WORK INSTRUCTIONS: From the records, pick out and copy each line containing "locis".

RECORD LIST:
━━━━━━━━━━━━━━━━━━━━━━━━━━━━━━

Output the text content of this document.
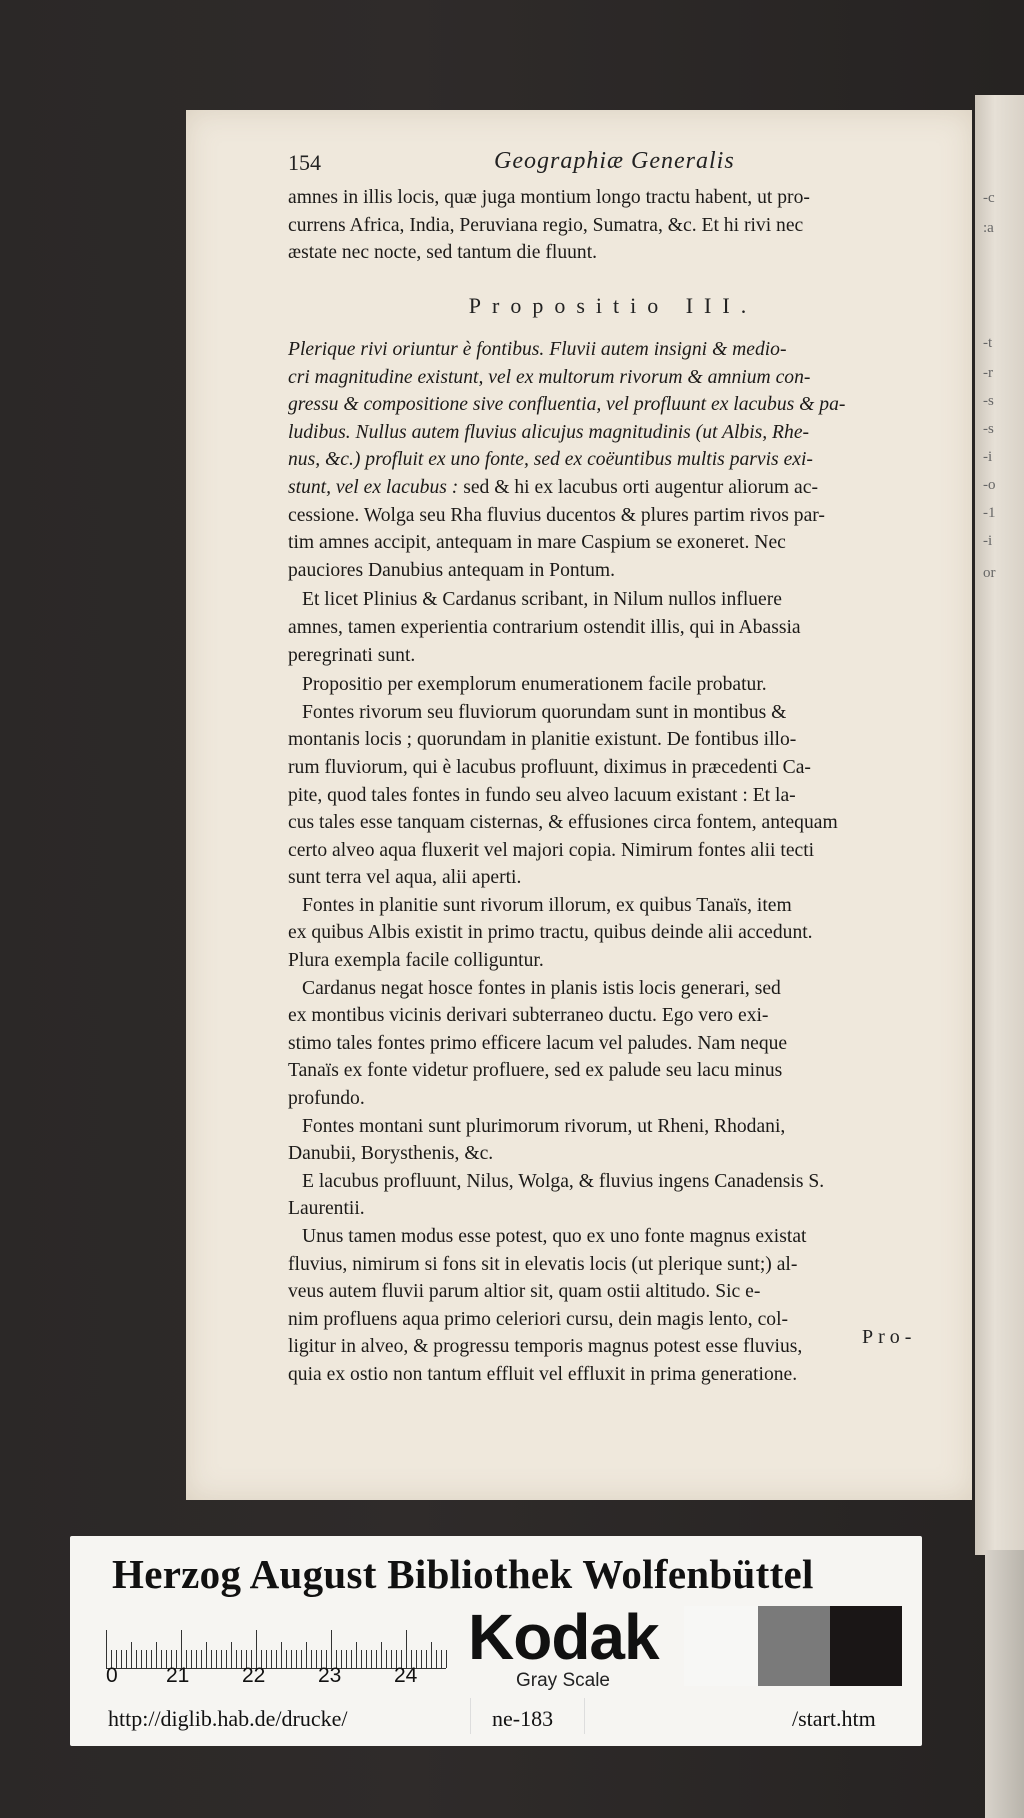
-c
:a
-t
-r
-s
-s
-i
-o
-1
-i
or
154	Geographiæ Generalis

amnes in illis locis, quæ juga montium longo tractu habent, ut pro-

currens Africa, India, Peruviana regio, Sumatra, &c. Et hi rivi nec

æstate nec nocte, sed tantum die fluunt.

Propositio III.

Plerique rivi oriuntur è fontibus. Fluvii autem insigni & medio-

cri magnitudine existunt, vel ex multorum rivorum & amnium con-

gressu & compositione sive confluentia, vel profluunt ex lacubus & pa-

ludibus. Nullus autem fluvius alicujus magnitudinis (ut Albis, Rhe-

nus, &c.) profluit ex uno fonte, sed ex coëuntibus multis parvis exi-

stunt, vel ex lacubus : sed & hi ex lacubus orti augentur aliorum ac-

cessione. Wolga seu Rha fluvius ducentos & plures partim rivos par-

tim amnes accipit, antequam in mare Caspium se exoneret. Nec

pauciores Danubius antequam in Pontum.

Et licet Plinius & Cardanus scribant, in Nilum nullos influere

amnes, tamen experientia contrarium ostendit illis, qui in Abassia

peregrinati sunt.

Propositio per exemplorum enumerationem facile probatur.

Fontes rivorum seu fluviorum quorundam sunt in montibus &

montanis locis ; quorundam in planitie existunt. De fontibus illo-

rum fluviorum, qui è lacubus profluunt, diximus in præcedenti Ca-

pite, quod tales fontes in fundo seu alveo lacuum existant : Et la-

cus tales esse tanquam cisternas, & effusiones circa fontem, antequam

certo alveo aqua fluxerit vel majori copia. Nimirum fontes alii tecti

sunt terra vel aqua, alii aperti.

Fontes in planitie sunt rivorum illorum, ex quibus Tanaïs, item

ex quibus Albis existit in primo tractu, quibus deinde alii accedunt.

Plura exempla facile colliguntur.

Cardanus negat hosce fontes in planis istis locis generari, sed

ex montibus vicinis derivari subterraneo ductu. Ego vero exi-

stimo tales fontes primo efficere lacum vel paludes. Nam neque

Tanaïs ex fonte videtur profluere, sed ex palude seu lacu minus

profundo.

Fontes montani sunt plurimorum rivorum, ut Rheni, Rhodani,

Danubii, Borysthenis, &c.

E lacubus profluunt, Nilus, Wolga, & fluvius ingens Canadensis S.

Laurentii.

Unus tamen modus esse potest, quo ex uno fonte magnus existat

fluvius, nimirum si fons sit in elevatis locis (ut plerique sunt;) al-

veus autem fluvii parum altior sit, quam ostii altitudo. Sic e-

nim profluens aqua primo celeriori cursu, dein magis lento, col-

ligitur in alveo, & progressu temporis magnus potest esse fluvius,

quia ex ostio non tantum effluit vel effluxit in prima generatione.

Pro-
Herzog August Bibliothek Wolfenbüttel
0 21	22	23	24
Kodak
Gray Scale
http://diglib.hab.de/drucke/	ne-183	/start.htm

━━━━━━━━━━━━━━━━━━━━━━━━━━━━━━

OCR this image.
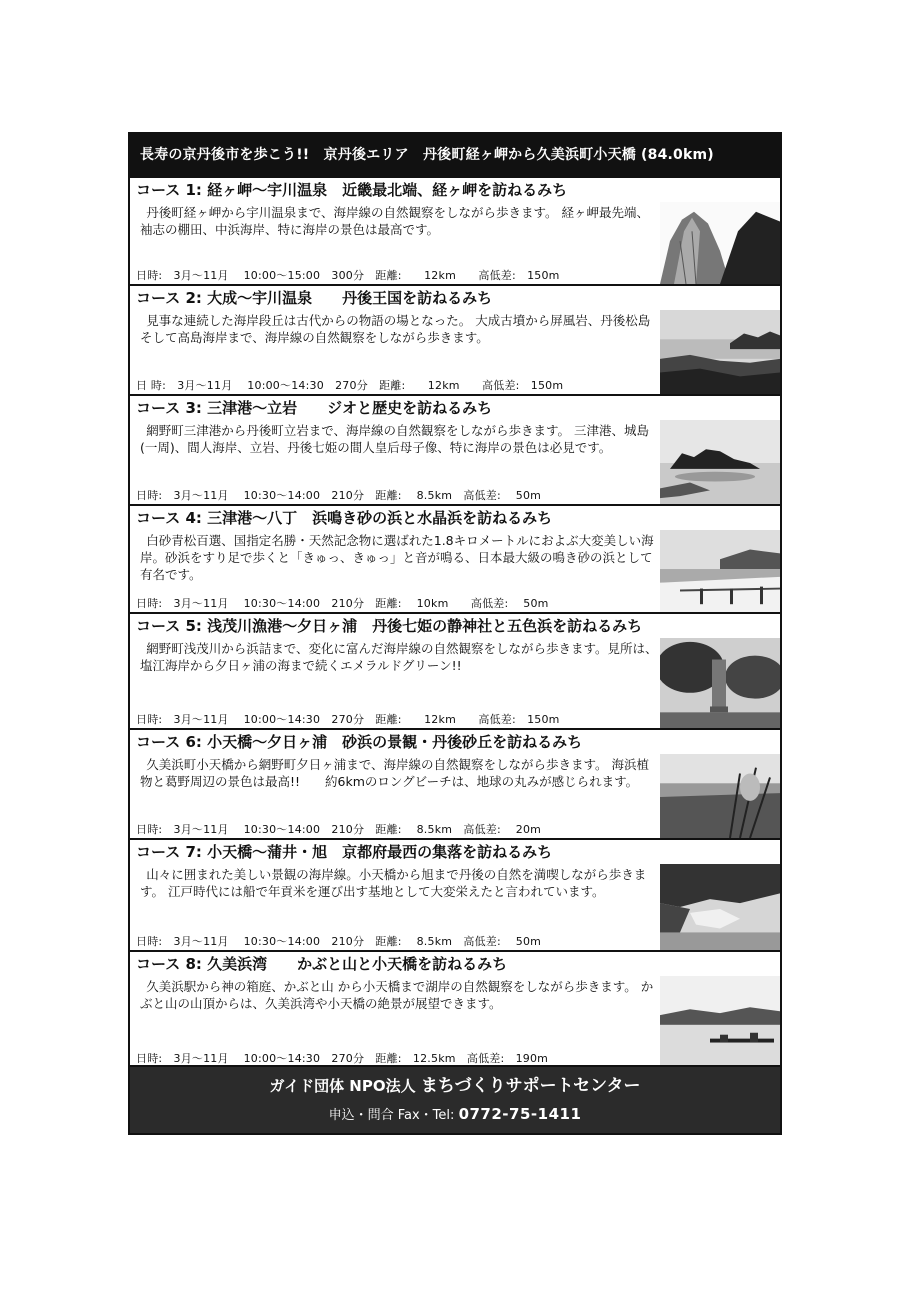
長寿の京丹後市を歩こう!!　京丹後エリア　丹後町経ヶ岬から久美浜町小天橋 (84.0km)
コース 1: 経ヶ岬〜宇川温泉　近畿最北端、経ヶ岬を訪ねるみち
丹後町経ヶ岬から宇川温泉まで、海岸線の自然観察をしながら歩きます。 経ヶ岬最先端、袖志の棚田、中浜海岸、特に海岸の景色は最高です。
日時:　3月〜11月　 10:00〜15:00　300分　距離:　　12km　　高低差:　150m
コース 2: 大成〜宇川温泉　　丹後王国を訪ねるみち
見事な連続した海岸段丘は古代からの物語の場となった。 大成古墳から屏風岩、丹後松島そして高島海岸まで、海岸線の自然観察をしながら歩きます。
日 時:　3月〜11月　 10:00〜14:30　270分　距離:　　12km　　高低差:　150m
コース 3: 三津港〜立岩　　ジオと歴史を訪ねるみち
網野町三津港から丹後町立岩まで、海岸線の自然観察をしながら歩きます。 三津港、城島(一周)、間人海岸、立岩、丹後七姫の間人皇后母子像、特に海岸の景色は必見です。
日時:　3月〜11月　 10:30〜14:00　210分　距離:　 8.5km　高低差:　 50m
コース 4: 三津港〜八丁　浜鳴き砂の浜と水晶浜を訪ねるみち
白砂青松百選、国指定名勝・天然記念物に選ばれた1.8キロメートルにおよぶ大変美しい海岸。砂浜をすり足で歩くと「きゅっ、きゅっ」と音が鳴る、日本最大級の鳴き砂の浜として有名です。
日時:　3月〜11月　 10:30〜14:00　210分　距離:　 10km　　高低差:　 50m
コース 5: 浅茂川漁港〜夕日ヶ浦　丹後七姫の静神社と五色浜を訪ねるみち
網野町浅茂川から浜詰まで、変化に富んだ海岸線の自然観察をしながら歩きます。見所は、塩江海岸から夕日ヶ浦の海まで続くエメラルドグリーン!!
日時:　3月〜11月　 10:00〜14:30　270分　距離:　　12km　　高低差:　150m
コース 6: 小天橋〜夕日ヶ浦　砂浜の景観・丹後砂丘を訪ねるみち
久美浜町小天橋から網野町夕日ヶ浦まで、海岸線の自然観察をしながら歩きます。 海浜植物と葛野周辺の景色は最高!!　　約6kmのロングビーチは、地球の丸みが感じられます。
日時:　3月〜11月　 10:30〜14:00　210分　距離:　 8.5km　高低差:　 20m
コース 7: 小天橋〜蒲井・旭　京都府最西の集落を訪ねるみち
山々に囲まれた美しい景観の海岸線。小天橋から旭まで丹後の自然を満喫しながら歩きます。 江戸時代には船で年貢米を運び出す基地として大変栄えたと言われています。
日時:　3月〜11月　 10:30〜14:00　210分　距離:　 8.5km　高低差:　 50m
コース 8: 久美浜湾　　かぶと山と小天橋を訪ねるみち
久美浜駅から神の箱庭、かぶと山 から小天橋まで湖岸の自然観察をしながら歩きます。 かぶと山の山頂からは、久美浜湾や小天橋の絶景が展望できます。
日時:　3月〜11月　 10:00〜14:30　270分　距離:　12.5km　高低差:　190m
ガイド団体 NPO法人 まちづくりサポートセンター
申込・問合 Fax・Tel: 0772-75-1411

━━━━━━━━━━━━━━━━━━━━━━━━━━━━━━

TASK SOLUTION:
amnes in illis locis, quæ juga montium longo tractu habent, ut pro-
montanis locis ; quorundam in planitie existunt. De fontibus illo-
Cardanus negat hosce fontes in planis istis locis generari, sed
fluvius, nimirum si fons sit in elevatis locis (ut plerique sunt;) al-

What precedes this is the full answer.